* [Data provided]
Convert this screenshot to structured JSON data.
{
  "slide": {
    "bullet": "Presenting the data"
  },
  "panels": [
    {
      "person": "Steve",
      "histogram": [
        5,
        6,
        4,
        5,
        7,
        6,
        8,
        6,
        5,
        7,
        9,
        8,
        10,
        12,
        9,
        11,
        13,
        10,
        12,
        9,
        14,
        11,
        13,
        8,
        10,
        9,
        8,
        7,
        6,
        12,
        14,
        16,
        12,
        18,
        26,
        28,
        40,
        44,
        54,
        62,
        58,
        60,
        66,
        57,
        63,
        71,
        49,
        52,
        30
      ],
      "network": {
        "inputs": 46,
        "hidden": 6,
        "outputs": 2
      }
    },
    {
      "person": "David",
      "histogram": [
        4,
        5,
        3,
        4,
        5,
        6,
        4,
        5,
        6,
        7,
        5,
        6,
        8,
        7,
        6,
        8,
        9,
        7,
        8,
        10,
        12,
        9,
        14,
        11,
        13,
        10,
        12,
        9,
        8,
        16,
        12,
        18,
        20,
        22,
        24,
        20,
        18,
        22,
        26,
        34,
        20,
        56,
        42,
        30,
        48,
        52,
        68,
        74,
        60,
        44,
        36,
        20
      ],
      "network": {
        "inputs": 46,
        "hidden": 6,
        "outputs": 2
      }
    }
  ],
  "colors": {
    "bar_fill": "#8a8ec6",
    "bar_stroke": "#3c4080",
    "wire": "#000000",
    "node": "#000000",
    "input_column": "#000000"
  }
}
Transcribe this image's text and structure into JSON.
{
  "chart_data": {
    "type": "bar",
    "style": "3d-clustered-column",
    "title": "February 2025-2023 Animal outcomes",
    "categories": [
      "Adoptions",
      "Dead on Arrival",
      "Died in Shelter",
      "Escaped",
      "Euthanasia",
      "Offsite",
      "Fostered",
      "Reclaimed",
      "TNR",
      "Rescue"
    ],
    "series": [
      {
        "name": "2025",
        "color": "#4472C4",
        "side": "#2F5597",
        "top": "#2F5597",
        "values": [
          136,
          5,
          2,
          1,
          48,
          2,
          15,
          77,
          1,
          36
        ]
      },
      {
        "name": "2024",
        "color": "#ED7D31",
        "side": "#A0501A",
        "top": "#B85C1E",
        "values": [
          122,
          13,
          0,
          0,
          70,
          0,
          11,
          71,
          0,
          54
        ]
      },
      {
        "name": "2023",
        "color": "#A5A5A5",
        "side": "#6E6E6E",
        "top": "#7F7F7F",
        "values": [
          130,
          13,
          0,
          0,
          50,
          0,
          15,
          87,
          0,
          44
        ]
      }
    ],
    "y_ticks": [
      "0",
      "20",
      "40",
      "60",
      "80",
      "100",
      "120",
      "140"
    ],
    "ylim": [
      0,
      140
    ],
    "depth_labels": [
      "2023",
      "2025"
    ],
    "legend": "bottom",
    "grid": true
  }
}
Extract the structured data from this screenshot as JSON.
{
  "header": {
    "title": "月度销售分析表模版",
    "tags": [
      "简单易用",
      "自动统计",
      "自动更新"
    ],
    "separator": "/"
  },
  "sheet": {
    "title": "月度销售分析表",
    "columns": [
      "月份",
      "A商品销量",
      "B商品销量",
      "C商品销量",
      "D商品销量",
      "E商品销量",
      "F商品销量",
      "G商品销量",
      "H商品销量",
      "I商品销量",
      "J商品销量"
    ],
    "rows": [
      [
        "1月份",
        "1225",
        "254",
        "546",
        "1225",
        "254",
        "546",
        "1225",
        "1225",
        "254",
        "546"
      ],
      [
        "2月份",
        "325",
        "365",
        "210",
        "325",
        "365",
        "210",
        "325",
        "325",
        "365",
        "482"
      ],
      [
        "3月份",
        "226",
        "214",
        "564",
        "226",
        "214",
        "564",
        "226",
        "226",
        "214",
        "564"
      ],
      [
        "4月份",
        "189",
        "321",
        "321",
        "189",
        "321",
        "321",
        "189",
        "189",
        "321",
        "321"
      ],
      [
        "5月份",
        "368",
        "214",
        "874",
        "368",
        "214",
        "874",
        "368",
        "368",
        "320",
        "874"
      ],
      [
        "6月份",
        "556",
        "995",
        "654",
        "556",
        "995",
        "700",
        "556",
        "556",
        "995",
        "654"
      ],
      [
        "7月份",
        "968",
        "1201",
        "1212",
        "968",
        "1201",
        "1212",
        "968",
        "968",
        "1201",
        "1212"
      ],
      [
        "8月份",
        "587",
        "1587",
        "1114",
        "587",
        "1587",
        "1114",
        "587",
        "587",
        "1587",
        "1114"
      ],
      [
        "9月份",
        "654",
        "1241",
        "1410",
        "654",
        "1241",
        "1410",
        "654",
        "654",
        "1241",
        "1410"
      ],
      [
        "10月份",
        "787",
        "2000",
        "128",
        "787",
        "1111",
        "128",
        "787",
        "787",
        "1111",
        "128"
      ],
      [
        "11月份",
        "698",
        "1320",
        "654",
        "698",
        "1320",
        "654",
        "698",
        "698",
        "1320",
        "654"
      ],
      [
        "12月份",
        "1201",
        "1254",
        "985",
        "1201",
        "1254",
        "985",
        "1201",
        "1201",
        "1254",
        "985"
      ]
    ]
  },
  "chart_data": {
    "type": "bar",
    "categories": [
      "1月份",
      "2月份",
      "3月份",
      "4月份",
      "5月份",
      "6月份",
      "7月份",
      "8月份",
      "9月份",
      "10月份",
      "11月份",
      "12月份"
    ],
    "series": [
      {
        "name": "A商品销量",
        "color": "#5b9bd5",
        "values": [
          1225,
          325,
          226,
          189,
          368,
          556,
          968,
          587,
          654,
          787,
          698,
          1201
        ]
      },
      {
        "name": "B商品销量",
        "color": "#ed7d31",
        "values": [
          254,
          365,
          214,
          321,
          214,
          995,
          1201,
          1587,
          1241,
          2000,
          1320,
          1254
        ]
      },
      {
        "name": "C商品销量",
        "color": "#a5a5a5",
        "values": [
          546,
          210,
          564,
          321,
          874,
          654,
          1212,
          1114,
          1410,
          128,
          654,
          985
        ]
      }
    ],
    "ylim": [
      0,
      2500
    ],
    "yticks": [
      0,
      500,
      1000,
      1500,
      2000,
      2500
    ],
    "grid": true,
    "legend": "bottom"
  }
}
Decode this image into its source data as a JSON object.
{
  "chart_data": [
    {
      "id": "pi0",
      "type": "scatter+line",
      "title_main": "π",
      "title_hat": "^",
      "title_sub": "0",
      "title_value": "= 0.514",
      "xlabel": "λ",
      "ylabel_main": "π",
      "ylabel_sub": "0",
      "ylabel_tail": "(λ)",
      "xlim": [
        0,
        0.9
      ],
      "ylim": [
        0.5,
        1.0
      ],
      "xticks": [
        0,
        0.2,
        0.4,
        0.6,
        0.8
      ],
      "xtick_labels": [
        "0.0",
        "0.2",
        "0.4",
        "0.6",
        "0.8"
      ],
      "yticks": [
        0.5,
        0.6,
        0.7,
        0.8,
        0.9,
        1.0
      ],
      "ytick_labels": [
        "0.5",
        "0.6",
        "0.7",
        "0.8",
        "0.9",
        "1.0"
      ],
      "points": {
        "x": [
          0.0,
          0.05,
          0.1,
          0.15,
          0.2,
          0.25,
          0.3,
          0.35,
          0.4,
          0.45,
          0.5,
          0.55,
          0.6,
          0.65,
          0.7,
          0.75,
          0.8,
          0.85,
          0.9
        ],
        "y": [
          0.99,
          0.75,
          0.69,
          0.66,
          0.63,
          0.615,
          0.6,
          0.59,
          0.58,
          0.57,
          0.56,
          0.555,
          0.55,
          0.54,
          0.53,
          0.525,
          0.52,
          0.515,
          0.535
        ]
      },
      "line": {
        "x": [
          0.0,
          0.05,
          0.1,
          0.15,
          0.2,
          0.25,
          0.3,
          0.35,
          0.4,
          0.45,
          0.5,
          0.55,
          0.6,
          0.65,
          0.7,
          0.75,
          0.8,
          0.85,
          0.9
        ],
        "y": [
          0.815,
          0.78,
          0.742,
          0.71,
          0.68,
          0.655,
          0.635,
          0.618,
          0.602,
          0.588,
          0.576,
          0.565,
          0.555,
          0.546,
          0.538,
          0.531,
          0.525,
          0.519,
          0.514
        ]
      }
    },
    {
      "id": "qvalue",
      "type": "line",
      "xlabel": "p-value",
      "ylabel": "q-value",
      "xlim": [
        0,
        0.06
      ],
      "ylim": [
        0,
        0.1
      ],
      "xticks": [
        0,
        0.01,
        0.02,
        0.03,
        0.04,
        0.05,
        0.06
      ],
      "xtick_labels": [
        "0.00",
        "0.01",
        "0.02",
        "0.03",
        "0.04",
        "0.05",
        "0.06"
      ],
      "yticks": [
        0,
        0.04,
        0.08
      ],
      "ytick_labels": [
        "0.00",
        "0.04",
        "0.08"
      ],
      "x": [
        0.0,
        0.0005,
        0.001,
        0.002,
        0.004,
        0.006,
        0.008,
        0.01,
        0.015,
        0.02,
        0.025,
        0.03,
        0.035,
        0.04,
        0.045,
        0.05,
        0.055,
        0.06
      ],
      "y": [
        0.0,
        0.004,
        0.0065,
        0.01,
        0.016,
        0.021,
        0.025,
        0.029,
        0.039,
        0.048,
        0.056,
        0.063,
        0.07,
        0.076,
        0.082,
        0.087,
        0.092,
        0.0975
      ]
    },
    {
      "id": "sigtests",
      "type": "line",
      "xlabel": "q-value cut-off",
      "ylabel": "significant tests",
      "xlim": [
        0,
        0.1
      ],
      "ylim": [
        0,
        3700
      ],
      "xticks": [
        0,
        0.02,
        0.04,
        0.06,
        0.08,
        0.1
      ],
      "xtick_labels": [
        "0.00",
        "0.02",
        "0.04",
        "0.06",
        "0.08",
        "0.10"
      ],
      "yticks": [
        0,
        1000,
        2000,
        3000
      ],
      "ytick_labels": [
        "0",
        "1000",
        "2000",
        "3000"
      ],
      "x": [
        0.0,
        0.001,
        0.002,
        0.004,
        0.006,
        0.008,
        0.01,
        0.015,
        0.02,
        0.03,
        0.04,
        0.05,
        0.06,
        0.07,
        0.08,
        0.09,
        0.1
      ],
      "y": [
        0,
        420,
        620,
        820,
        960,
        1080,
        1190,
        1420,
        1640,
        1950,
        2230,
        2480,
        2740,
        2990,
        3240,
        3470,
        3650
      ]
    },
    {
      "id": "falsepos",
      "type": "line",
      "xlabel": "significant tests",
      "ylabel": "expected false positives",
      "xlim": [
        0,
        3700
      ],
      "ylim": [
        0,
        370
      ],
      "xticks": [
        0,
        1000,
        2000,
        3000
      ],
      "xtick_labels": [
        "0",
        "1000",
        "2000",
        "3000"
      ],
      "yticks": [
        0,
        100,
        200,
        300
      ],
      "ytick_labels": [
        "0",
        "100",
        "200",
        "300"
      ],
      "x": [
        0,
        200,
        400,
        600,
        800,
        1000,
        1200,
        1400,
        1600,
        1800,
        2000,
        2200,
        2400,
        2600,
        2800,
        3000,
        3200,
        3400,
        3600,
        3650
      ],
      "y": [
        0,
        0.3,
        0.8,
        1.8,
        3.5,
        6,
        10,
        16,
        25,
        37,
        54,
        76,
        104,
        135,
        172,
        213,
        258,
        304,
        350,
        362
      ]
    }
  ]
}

* [Work to do] Isolate each line of the listing above that includes "side". Copy it.

* [Solution for this task]
        "side": "#2F5597",
        "side": "#A0501A",
        "side": "#6E6E6E",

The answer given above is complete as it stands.